Testo proposto:
════

Milano
A Milano salta la “riqualificazione degli scali ferroviari”: per fortuna
La stampa racconta la cronaca di una notte insonne dei consiglieri comunali di Milano, impegnati sulle opposte sponde a far passare o a bloccare l’accordo di programma, firmato anche da Rete Ferroviaria Italiana e da Regione Lombardia, sul futuro degli scali ferroviari milanesi o meglio di quelle aree che si trovano al loro interno e che non vengono più utilizzate da decenni.
C’era una volta la Milano delle ciminiere, quando era indispensabile che i carri merci arrivassero fin dentro le fabbriche, ma prima il prevalere del trasporto merci su gomma, ineliminabile per le brevi distanze, poi la totale deindustrializzazione e terziarizzazione della città hanno lasciato negli scali ampi spazi vuoti, che l’accordo prometteva e permetteva di riconvertire ad abitazioni, uffici e parchi, secondo una formula che poteva accontentare la correttezza politica della giunta di sinistra, ma che aveva anche il benestare di quella di destra della Regione.
Si legge dei lamenti di Palazzo Marino per l’occasione perduta, ma non di quelli di RFI Rete Ferroviaria Italiana, che avrebbe ceduto le aree ai prezzi attuali, quando la crisi dell’edilizia non permette certo di spuntare grandi guadagni.
Non avendo capito bene quali fossero i motivi per cui la destra cittadina volesse affossare un accordo appena sottoscritto anche dalla destra regionale, mi limito ad osservare che tutte le parti si erano mosse con grande miopia. Centinaia di migliaia di persone vanno a Milano tutti i giorni, molte utilizzando una rete ferroviaria che abbiamo letteralmente ereditato dai nostri bisnonni, ma soffrendo di qualche loro errore di lungimiranza. In molti casi si è potuto rimediare, ad esempio portando da due a quattro i binari fra Milano Cadorna e Milano Bovisa, cosa che permette l’arrivo del doppio di treni pendolari delle Ferrovie Nord. Si è potuto aggiungere la coppia di binari sulla cintura ferroviaria che viene utilizzata dai treni AV che ci portano a Roma in tre ore e Bologna in una, ma ci sono moltissime strozzature che possono essere eliminate soltanto spendendo molti soldi, perché contravvenendo alla legge si è costruito a ridosso dei binari o semplicemente perché i bisnonni non potevano avere la sfera di cristallo.

════

Dati archiviati:
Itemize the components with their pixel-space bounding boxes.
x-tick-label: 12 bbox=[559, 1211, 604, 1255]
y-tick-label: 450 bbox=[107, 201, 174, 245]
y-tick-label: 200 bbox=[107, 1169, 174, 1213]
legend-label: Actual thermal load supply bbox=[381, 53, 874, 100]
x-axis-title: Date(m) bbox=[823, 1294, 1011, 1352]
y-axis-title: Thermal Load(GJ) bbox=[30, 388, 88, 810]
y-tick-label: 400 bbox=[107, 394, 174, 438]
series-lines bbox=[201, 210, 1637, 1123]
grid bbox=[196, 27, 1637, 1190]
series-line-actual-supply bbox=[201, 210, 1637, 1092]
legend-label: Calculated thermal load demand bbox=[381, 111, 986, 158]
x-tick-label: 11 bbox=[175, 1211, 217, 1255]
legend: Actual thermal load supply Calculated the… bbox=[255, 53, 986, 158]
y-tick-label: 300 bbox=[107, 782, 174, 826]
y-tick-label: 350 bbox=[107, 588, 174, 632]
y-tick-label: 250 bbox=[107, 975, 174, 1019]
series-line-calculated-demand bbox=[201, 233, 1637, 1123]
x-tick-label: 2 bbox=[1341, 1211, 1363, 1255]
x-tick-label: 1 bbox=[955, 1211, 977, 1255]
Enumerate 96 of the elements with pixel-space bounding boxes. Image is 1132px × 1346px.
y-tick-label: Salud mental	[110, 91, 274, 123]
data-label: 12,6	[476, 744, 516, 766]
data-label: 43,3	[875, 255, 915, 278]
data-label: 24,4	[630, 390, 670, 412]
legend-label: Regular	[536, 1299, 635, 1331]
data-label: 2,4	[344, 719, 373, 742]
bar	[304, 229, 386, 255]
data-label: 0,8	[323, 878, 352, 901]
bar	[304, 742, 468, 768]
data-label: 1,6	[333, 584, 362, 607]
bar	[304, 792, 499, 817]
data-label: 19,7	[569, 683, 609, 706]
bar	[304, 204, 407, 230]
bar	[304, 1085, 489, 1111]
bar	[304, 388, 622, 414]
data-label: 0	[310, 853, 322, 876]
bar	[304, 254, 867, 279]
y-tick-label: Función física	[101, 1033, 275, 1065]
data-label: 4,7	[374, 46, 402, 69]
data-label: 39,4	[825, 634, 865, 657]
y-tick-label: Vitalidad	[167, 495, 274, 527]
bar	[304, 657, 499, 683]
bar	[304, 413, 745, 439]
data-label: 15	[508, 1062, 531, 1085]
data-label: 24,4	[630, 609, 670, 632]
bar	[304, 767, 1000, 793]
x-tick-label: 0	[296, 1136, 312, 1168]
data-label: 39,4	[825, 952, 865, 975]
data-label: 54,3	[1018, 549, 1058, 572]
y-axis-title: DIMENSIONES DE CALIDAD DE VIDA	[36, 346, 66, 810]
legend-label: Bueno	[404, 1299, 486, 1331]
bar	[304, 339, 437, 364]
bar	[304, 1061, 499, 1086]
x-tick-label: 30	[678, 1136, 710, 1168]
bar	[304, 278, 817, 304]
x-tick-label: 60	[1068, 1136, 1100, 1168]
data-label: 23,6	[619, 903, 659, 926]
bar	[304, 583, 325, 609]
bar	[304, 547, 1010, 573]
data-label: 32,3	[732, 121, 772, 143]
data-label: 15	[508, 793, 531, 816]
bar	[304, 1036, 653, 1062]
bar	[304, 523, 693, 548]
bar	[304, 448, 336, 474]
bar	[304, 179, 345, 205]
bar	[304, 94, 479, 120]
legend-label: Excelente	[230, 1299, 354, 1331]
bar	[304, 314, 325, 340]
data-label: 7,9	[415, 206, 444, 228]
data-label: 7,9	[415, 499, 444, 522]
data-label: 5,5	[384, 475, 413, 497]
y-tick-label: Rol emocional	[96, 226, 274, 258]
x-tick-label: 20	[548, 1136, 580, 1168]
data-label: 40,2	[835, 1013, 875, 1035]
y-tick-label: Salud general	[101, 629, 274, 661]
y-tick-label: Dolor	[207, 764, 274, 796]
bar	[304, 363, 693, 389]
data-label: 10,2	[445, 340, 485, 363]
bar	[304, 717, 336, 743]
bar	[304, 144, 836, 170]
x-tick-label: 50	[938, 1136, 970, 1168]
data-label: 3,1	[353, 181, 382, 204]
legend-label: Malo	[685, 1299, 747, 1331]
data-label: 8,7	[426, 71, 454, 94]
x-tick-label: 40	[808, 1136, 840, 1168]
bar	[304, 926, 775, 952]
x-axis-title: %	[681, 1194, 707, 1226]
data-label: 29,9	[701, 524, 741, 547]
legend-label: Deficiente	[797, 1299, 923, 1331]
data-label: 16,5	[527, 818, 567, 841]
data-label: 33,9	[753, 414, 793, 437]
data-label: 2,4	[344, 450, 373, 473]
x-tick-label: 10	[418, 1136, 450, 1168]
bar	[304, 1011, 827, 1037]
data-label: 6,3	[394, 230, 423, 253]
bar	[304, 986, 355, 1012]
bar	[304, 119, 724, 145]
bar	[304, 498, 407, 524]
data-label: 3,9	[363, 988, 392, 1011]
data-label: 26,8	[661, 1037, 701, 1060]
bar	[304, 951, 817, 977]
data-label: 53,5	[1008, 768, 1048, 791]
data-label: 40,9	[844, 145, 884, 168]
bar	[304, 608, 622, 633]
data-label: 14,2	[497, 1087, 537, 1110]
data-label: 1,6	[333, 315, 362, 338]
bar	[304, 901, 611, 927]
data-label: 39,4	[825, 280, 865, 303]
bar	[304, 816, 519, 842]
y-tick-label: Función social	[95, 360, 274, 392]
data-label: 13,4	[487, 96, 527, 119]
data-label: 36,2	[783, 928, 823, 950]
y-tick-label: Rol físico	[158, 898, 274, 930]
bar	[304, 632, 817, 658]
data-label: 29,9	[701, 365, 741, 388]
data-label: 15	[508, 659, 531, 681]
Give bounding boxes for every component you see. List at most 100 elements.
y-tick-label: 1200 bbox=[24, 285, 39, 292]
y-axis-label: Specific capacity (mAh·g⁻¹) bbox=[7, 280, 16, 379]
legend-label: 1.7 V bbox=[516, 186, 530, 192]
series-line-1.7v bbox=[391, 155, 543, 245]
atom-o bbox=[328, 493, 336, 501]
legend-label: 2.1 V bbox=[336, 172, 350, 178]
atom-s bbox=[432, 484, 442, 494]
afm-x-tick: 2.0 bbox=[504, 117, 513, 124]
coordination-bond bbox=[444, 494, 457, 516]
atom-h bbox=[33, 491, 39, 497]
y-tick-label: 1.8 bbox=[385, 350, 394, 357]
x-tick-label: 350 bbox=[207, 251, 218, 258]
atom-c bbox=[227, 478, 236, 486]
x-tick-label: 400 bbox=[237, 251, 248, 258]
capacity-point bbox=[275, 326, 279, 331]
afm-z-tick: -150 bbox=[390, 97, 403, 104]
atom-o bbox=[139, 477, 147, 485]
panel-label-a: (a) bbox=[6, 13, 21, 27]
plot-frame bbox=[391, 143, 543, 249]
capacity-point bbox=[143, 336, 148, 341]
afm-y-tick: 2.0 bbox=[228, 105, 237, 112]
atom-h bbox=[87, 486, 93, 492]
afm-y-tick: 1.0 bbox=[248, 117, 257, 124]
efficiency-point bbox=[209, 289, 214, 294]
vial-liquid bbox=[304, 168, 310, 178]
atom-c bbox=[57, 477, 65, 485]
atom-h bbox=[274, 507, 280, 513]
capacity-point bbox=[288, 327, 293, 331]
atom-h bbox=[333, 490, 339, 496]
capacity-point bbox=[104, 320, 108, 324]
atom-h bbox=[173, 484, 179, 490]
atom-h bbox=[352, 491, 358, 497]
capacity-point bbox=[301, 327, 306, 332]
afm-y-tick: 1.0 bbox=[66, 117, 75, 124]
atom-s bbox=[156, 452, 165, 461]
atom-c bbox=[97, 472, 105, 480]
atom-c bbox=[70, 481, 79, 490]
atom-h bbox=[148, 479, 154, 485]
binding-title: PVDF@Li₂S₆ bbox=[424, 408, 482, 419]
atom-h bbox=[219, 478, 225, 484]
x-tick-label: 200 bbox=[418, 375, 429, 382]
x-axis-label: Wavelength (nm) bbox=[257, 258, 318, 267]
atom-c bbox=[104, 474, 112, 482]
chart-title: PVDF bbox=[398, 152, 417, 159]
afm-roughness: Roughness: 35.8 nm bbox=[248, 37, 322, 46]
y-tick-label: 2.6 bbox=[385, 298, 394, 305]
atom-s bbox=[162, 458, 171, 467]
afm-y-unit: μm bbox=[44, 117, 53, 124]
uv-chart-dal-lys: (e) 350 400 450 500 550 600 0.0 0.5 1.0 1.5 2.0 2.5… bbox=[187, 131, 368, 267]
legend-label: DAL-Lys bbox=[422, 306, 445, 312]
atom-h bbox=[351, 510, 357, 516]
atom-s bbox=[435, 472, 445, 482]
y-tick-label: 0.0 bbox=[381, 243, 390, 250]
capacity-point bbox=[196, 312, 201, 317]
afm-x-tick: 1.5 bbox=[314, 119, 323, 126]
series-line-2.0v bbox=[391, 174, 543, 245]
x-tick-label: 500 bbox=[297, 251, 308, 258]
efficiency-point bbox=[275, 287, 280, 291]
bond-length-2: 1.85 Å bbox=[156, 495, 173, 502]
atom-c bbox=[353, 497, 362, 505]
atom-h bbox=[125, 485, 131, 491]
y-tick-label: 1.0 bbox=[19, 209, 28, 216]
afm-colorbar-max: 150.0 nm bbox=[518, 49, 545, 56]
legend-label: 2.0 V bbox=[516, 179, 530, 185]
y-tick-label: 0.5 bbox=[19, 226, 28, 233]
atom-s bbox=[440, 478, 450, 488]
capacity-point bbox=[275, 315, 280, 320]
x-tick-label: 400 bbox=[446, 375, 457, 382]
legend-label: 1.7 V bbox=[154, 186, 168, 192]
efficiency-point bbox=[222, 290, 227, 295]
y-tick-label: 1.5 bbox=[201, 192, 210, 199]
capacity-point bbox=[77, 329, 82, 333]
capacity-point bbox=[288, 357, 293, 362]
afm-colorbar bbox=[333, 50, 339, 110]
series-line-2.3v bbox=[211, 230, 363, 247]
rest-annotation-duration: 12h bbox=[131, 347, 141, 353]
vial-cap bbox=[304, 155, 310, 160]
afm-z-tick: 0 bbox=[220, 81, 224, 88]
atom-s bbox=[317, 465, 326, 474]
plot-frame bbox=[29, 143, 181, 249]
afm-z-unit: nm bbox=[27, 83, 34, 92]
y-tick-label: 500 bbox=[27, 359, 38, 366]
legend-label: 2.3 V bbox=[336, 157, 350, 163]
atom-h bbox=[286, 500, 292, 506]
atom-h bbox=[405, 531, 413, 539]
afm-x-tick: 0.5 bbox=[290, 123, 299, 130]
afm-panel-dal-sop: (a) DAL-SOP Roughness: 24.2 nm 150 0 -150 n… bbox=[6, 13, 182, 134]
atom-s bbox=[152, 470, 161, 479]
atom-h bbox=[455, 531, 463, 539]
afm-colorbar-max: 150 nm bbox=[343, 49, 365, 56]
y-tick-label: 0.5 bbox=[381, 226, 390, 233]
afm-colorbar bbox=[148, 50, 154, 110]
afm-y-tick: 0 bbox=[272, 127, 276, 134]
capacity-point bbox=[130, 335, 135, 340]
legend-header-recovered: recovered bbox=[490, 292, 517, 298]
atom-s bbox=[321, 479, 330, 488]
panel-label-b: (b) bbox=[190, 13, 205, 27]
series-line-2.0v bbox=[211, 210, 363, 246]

════

Consegna: Secondo il testo proposto, a quanti binari si è passati fra Milano Cadorna e Milano Bovisa?

Risposta alla consegna: Si è passati da due a quattro binari.